** START **

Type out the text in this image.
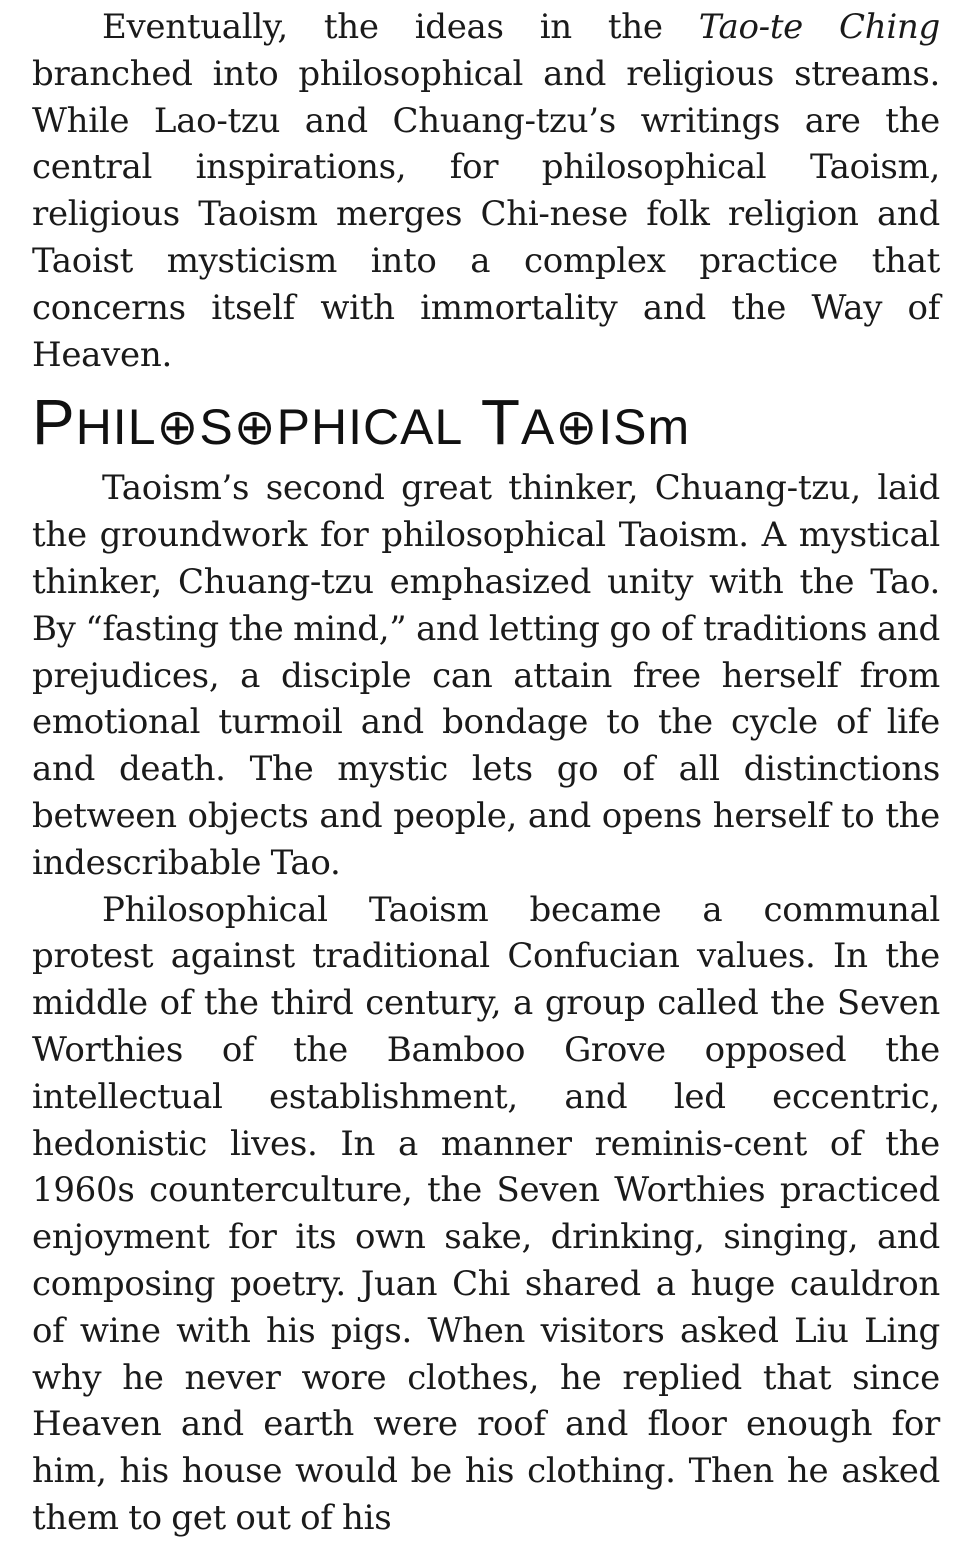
Eventually, the ideas in the Tao-te Ching branched into philosophical and religious streams. While Lao-tzu and Chuang-tzu’s writings are the central inspirations, for philosophical Taoism, religious Taoism merges Chi-nese folk religion and Taoist mysticism into a complex practice that concerns itself with immortality and the Way of Heaven.

PHIL⊕S⊕PHICAL TA⊕ISm

Taoism’s second great thinker, Chuang-tzu, laid the groundwork for philosophical Taoism. A mystical thinker, Chuang-tzu emphasized unity with the Tao. By “fasting the mind,” and letting go of traditions and prejudices, a disciple can attain free herself from emotional turmoil and bondage to the cycle of life and death. The mystic lets go of all distinctions between objects and people, and opens herself to the indescribable Tao.

Philosophical Taoism became a communal protest against traditional Confucian values. In the middle of the third century, a group called the Seven Worthies of the Bamboo Grove opposed the intellectual establishment, and led eccentric, hedonistic lives. In a manner reminis-cent of the 1960s counterculture, the Seven Worthies practiced enjoyment for its own sake, drinking, singing, and composing poetry. Juan Chi shared a huge cauldron of wine with his pigs. When visitors asked Liu Ling why he never wore clothes, he replied that since Heaven and earth were roof and floor enough for him, his house would be his clothing. Then he asked them to get out of his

** END **

* Work instructions:
Repeat the material exactly as it reads, without any of its pictures.

* Answer for the task:
Type out the text in this image.
Eventually, the ideas in the Tao-te Ching branched into philosophical and religious streams. While Lao-tzu and Chuang-tzu’s writings are the central inspirations, for philosophical Taoism, religious Taoism merges Chi-nese folk religion and Taoist mysticism into a complex practice that concerns itself with immortality and the Way of Heaven.

PHIL⊕S⊕PHICAL TA⊕ISm

Taoism’s second great thinker, Chuang-tzu, laid the groundwork for philosophical Taoism. A mystical thinker, Chuang-tzu emphasized unity with the Tao. By “fasting the mind,” and letting go of traditions and prejudices, a disciple can attain free herself from emotional turmoil and bondage to the cycle of life and death. The mystic lets go of all distinctions between objects and people, and opens herself to the indescribable Tao.

Philosophical Taoism became a communal protest against traditional Confucian values. In the middle of the third century, a group called the Seven Worthies of the Bamboo Grove opposed the intellectual establishment, and led eccentric, hedonistic lives. In a manner reminis-cent of the 1960s counterculture, the Seven Worthies practiced enjoyment for its own sake, drinking, singing, and composing poetry. Juan Chi shared a huge cauldron of wine with his pigs. When visitors asked Liu Ling why he never wore clothes, he replied that since Heaven and earth were roof and floor enough for him, his house would be his clothing. Then he asked them to get out of his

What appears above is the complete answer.